[PROBLEM TO SOLVE] Print the data that follows exactly.

[RECORDS SHOWN]
** BEGIN **

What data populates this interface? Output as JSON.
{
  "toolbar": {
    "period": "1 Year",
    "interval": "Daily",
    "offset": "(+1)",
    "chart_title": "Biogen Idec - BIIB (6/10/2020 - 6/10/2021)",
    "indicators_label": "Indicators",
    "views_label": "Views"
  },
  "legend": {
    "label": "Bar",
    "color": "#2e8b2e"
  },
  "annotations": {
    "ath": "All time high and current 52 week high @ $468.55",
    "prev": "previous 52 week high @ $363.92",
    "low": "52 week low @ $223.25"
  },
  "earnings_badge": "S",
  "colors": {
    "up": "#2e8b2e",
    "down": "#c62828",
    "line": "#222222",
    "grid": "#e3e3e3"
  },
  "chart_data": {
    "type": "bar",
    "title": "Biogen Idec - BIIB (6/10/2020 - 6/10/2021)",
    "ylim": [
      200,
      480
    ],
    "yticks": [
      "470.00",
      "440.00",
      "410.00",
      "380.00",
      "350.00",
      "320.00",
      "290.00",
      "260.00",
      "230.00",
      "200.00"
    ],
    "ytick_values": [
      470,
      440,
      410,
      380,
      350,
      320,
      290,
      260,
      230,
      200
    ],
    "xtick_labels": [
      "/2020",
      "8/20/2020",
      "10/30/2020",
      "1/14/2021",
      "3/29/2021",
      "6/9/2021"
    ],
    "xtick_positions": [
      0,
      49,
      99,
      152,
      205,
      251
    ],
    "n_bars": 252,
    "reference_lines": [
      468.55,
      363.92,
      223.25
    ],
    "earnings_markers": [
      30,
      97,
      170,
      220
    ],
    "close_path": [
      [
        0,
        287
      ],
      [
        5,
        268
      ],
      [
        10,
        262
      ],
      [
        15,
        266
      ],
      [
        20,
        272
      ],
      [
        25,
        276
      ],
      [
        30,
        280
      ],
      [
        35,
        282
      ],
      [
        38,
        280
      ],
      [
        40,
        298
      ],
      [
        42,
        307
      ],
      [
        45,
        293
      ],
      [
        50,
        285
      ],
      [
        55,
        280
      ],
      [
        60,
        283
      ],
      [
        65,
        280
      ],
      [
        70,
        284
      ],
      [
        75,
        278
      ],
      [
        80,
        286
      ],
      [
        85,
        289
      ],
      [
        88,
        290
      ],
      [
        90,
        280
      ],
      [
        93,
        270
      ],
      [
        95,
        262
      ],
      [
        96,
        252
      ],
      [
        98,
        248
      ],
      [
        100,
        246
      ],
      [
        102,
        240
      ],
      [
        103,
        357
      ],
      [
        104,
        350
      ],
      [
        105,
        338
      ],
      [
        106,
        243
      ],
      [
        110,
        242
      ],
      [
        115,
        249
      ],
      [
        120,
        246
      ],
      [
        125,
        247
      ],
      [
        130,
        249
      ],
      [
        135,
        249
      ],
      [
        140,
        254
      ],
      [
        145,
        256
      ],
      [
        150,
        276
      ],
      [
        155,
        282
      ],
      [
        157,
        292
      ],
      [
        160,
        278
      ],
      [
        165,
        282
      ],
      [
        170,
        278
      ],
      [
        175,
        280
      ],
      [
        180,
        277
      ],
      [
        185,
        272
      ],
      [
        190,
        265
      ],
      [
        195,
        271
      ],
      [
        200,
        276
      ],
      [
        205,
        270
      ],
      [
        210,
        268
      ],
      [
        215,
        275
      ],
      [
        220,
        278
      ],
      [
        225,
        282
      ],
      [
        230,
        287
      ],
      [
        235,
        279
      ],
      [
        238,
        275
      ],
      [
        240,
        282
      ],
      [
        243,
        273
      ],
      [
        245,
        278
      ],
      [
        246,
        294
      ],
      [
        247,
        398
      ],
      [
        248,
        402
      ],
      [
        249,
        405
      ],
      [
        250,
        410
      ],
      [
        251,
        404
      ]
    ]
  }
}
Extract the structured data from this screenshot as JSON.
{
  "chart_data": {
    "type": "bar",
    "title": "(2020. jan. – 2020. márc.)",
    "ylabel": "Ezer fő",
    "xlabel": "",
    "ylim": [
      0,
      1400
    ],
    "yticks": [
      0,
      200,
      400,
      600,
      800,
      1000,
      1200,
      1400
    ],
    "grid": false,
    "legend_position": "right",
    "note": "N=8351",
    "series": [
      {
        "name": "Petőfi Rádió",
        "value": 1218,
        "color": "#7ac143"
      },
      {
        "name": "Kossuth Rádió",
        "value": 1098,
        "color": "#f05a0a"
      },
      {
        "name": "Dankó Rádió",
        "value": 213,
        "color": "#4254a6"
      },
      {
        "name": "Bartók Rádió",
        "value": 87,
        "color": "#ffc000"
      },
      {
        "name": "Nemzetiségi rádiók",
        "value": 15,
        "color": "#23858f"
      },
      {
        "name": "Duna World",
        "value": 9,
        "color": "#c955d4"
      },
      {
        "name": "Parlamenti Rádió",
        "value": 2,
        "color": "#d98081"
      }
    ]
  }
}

** END **

[RESULT OF THIS EXERCISE]
What data populates this interface? Output as JSON.
{
  "toolbar": {
    "period": "1 Year",
    "interval": "Daily",
    "offset": "(+1)",
    "chart_title": "Biogen Idec - BIIB (6/10/2020 - 6/10/2021)",
    "indicators_label": "Indicators",
    "views_label": "Views"
  },
  "legend": {
    "label": "Bar",
    "color": "#2e8b2e"
  },
  "annotations": {
    "ath": "All time high and current 52 week high @ $468.55",
    "prev": "previous 52 week high @ $363.92",
    "low": "52 week low @ $223.25"
  },
  "earnings_badge": "S",
  "colors": {
    "up": "#2e8b2e",
    "down": "#c62828",
    "line": "#222222",
    "grid": "#e3e3e3"
  },
  "chart_data": {
    "type": "bar",
    "title": "Biogen Idec - BIIB (6/10/2020 - 6/10/2021)",
    "ylim": [
      200,
      480
    ],
    "yticks": [
      "470.00",
      "440.00",
      "410.00",
      "380.00",
      "350.00",
      "320.00",
      "290.00",
      "260.00",
      "230.00",
      "200.00"
    ],
    "ytick_values": [
      470,
      440,
      410,
      380,
      350,
      320,
      290,
      260,
      230,
      200
    ],
    "xtick_labels": [
      "/2020",
      "8/20/2020",
      "10/30/2020",
      "1/14/2021",
      "3/29/2021",
      "6/9/2021"
    ],
    "xtick_positions": [
      0,
      49,
      99,
      152,
      205,
      251
    ],
    "n_bars": 252,
    "reference_lines": [
      468.55,
      363.92,
      223.25
    ],
    "earnings_markers": [
      30,
      97,
      170,
      220
    ],
    "close_path": [
      [
        0,
        287
      ],
      [
        5,
        268
      ],
      [
        10,
        262
      ],
      [
        15,
        266
      ],
      [
        20,
        272
      ],
      [
        25,
        276
      ],
      [
        30,
        280
      ],
      [
        35,
        282
      ],
      [
        38,
        280
      ],
      [
        40,
        298
      ],
      [
        42,
        307
      ],
      [
        45,
        293
      ],
      [
        50,
        285
      ],
      [
        55,
        280
      ],
      [
        60,
        283
      ],
      [
        65,
        280
      ],
      [
        70,
        284
      ],
      [
        75,
        278
      ],
      [
        80,
        286
      ],
      [
        85,
        289
      ],
      [
        88,
        290
      ],
      [
        90,
        280
      ],
      [
        93,
        270
      ],
      [
        95,
        262
      ],
      [
        96,
        252
      ],
      [
        98,
        248
      ],
      [
        100,
        246
      ],
      [
        102,
        240
      ],
      [
        103,
        357
      ],
      [
        104,
        350
      ],
      [
        105,
        338
      ],
      [
        106,
        243
      ],
      [
        110,
        242
      ],
      [
        115,
        249
      ],
      [
        120,
        246
      ],
      [
        125,
        247
      ],
      [
        130,
        249
      ],
      [
        135,
        249
      ],
      [
        140,
        254
      ],
      [
        145,
        256
      ],
      [
        150,
        276
      ],
      [
        155,
        282
      ],
      [
        157,
        292
      ],
      [
        160,
        278
      ],
      [
        165,
        282
      ],
      [
        170,
        278
      ],
      [
        175,
        280
      ],
      [
        180,
        277
      ],
      [
        185,
        272
      ],
      [
        190,
        265
      ],
      [
        195,
        271
      ],
      [
        200,
        276
      ],
      [
        205,
        270
      ],
      [
        210,
        268
      ],
      [
        215,
        275
      ],
      [
        220,
        278
      ],
      [
        225,
        282
      ],
      [
        230,
        287
      ],
      [
        235,
        279
      ],
      [
        238,
        275
      ],
      [
        240,
        282
      ],
      [
        243,
        273
      ],
      [
        245,
        278
      ],
      [
        246,
        294
      ],
      [
        247,
        398
      ],
      [
        248,
        402
      ],
      [
        249,
        405
      ],
      [
        250,
        410
      ],
      [
        251,
        404
      ]
    ]
  }
}
Extract the structured data from this screenshot as JSON.
{
  "chart_data": {
    "type": "bar",
    "title": "(2020. jan. – 2020. márc.)",
    "ylabel": "Ezer fő",
    "xlabel": "",
    "ylim": [
      0,
      1400
    ],
    "yticks": [
      0,
      200,
      400,
      600,
      800,
      1000,
      1200,
      1400
    ],
    "grid": false,
    "legend_position": "right",
    "note": "N=8351",
    "series": [
      {
        "name": "Petőfi Rádió",
        "value": 1218,
        "color": "#7ac143"
      },
      {
        "name": "Kossuth Rádió",
        "value": 1098,
        "color": "#f05a0a"
      },
      {
        "name": "Dankó Rádió",
        "value": 213,
        "color": "#4254a6"
      },
      {
        "name": "Bartók Rádió",
        "value": 87,
        "color": "#ffc000"
      },
      {
        "name": "Nemzetiségi rádiók",
        "value": 15,
        "color": "#23858f"
      },
      {
        "name": "Duna World",
        "value": 9,
        "color": "#c955d4"
      },
      {
        "name": "Parlamenti Rádió",
        "value": 2,
        "color": "#d98081"
      }
    ]
  }
}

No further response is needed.